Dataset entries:
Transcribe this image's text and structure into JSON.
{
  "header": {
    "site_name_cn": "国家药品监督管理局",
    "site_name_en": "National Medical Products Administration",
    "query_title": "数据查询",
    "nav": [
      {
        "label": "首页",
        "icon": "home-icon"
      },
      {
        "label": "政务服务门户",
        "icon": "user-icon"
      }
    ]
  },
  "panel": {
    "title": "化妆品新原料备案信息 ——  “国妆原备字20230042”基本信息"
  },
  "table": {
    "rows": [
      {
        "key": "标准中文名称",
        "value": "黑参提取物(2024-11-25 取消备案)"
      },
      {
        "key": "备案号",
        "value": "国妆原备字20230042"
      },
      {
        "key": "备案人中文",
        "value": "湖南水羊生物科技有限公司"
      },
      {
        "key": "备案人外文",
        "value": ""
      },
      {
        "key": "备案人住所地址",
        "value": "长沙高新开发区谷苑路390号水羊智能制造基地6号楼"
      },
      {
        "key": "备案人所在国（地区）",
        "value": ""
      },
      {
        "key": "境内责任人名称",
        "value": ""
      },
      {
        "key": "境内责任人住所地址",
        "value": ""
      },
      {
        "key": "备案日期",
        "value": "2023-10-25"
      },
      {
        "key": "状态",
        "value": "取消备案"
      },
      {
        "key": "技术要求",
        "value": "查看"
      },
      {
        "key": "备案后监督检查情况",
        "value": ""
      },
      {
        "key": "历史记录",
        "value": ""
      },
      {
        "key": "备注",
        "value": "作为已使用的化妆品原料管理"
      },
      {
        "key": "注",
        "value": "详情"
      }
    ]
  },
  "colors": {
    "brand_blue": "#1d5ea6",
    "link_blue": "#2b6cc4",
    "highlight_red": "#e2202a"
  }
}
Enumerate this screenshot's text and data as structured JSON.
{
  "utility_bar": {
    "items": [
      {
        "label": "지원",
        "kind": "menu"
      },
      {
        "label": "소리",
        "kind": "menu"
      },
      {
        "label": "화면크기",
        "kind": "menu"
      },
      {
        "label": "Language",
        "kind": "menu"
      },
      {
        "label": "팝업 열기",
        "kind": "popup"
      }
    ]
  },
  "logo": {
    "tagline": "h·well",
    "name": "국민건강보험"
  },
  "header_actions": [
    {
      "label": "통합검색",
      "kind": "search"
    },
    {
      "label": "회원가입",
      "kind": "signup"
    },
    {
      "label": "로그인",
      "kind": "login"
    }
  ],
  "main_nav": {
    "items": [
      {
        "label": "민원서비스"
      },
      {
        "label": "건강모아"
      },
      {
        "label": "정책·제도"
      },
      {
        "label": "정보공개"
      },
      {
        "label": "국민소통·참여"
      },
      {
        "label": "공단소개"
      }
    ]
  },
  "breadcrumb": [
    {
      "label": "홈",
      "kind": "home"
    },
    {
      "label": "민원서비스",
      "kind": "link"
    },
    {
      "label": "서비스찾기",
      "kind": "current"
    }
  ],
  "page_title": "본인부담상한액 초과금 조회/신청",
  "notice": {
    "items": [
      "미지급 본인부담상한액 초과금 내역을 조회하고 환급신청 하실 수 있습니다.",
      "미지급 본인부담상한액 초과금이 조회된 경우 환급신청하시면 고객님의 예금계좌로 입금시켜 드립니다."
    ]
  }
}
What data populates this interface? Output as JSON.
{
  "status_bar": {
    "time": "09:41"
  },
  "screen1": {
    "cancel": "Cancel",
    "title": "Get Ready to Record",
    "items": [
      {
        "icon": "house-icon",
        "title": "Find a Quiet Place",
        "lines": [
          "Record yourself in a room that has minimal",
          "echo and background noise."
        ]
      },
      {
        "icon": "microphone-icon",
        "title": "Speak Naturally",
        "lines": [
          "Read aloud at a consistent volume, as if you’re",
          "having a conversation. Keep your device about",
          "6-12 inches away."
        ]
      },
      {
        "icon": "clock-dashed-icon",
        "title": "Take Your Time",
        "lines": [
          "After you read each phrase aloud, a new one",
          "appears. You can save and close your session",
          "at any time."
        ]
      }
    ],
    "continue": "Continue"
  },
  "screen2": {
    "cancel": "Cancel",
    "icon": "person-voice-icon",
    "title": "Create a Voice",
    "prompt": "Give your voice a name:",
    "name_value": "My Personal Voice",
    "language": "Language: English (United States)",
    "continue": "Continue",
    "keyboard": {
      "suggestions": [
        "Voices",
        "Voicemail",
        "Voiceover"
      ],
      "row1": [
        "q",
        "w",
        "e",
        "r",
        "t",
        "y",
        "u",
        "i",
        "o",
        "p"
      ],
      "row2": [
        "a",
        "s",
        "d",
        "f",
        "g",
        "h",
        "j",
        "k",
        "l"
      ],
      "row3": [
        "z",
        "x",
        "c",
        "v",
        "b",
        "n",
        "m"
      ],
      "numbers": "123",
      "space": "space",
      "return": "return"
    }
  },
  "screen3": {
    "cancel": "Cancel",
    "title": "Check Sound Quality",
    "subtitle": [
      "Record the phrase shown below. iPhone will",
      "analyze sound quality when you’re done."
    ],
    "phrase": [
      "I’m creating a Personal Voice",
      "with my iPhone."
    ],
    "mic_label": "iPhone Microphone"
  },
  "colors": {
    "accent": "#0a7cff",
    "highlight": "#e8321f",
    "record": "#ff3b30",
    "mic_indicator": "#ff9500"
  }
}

WORK TO COMPLETE:
Your task is to repeat the data exactly; please include every line.

WRITTEN SOLUTION:
Transcribe this image's text and structure into JSON.
{
  "header": {
    "site_name_cn": "国家药品监督管理局",
    "site_name_en": "National Medical Products Administration",
    "query_title": "数据查询",
    "nav": [
      {
        "label": "首页",
        "icon": "home-icon"
      },
      {
        "label": "政务服务门户",
        "icon": "user-icon"
      }
    ]
  },
  "panel": {
    "title": "化妆品新原料备案信息 ——  “国妆原备字20230042”基本信息"
  },
  "table": {
    "rows": [
      {
        "key": "标准中文名称",
        "value": "黑参提取物(2024-11-25 取消备案)"
      },
      {
        "key": "备案号",
        "value": "国妆原备字20230042"
      },
      {
        "key": "备案人中文",
        "value": "湖南水羊生物科技有限公司"
      },
      {
        "key": "备案人外文",
        "value": ""
      },
      {
        "key": "备案人住所地址",
        "value": "长沙高新开发区谷苑路390号水羊智能制造基地6号楼"
      },
      {
        "key": "备案人所在国（地区）",
        "value": ""
      },
      {
        "key": "境内责任人名称",
        "value": ""
      },
      {
        "key": "境内责任人住所地址",
        "value": ""
      },
      {
        "key": "备案日期",
        "value": "2023-10-25"
      },
      {
        "key": "状态",
        "value": "取消备案"
      },
      {
        "key": "技术要求",
        "value": "查看"
      },
      {
        "key": "备案后监督检查情况",
        "value": ""
      },
      {
        "key": "历史记录",
        "value": ""
      },
      {
        "key": "备注",
        "value": "作为已使用的化妆品原料管理"
      },
      {
        "key": "注",
        "value": "详情"
      }
    ]
  },
  "colors": {
    "brand_blue": "#1d5ea6",
    "link_blue": "#2b6cc4",
    "highlight_red": "#e2202a"
  }
}
Enumerate this screenshot's text and data as structured JSON.
{
  "utility_bar": {
    "items": [
      {
        "label": "지원",
        "kind": "menu"
      },
      {
        "label": "소리",
        "kind": "menu"
      },
      {
        "label": "화면크기",
        "kind": "menu"
      },
      {
        "label": "Language",
        "kind": "menu"
      },
      {
        "label": "팝업 열기",
        "kind": "popup"
      }
    ]
  },
  "logo": {
    "tagline": "h·well",
    "name": "국민건강보험"
  },
  "header_actions": [
    {
      "label": "통합검색",
      "kind": "search"
    },
    {
      "label": "회원가입",
      "kind": "signup"
    },
    {
      "label": "로그인",
      "kind": "login"
    }
  ],
  "main_nav": {
    "items": [
      {
        "label": "민원서비스"
      },
      {
        "label": "건강모아"
      },
      {
        "label": "정책·제도"
      },
      {
        "label": "정보공개"
      },
      {
        "label": "국민소통·참여"
      },
      {
        "label": "공단소개"
      }
    ]
  },
  "breadcrumb": [
    {
      "label": "홈",
      "kind": "home"
    },
    {
      "label": "민원서비스",
      "kind": "link"
    },
    {
      "label": "서비스찾기",
      "kind": "current"
    }
  ],
  "page_title": "본인부담상한액 초과금 조회/신청",
  "notice": {
    "items": [
      "미지급 본인부담상한액 초과금 내역을 조회하고 환급신청 하실 수 있습니다.",
      "미지급 본인부담상한액 초과금이 조회된 경우 환급신청하시면 고객님의 예금계좌로 입금시켜 드립니다."
    ]
  }
}
What data populates this interface? Output as JSON.
{
  "status_bar": {
    "time": "09:41"
  },
  "screen1": {
    "cancel": "Cancel",
    "title": "Get Ready to Record",
    "items": [
      {
        "icon": "house-icon",
        "title": "Find a Quiet Place",
        "lines": [
          "Record yourself in a room that has minimal",
          "echo and background noise."
        ]
      },
      {
        "icon": "microphone-icon",
        "title": "Speak Naturally",
        "lines": [
          "Read aloud at a consistent volume, as if you’re",
          "having a conversation. Keep your device about",
          "6-12 inches away."
        ]
      },
      {
        "icon": "clock-dashed-icon",
        "title": "Take Your Time",
        "lines": [
          "After you read each phrase aloud, a new one",
          "appears. You can save and close your session",
          "at any time."
        ]
      }
    ],
    "continue": "Continue"
  },
  "screen2": {
    "cancel": "Cancel",
    "icon": "person-voice-icon",
    "title": "Create a Voice",
    "prompt": "Give your voice a name:",
    "name_value": "My Personal Voice",
    "language": "Language: English (United States)",
    "continue": "Continue",
    "keyboard": {
      "suggestions": [
        "Voices",
        "Voicemail",
        "Voiceover"
      ],
      "row1": [
        "q",
        "w",
        "e",
        "r",
        "t",
        "y",
        "u",
        "i",
        "o",
        "p"
      ],
      "row2": [
        "a",
        "s",
        "d",
        "f",
        "g",
        "h",
        "j",
        "k",
        "l"
      ],
      "row3": [
        "z",
        "x",
        "c",
        "v",
        "b",
        "n",
        "m"
      ],
      "numbers": "123",
      "space": "space",
      "return": "return"
    }
  },
  "screen3": {
    "cancel": "Cancel",
    "title": "Check Sound Quality",
    "subtitle": [
      "Record the phrase shown below. iPhone will",
      "analyze sound quality when you’re done."
    ],
    "phrase": [
      "I’m creating a Personal Voice",
      "with my iPhone."
    ],
    "mic_label": "iPhone Microphone"
  },
  "colors": {
    "accent": "#0a7cff",
    "highlight": "#e8321f",
    "record": "#ff3b30",
    "mic_indicator": "#ff9500"
  }
}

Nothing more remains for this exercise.